EXERCISE AIM
Print the full listing exactly.

──────

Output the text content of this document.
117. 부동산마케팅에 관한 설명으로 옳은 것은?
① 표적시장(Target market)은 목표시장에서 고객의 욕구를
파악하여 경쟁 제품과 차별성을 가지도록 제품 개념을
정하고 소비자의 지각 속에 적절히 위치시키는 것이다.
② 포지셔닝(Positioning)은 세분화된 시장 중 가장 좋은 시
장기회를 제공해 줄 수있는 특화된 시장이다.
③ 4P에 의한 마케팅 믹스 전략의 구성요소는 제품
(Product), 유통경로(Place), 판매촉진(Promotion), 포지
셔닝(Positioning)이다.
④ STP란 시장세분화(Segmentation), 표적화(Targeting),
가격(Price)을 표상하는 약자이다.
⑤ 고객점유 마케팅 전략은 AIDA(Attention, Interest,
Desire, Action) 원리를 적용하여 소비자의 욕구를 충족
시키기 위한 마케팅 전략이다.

──────

FULL OUTPUT
Output the text content of this document.
117. 부동산마케팅에 관한 설명으로 옳은 것은?
① 표적시장(Target market)은 목표시장에서 고객의 욕구를
파악하여 경쟁 제품과 차별성을 가지도록 제품 개념을
정하고 소비자의 지각 속에 적절히 위치시키는 것이다.
② 포지셔닝(Positioning)은 세분화된 시장 중 가장 좋은 시
장기회를 제공해 줄 수있는 특화된 시장이다.
③ 4P에 의한 마케팅 믹스 전략의 구성요소는 제품
(Product), 유통경로(Place), 판매촉진(Promotion), 포지
셔닝(Positioning)이다.
④ STP란 시장세분화(Segmentation), 표적화(Targeting),
가격(Price)을 표상하는 약자이다.
⑤ 고객점유 마케팅 전략은 AIDA(Attention, Interest,
Desire, Action) 원리를 적용하여 소비자의 욕구를 충족
시키기 위한 마케팅 전략이다.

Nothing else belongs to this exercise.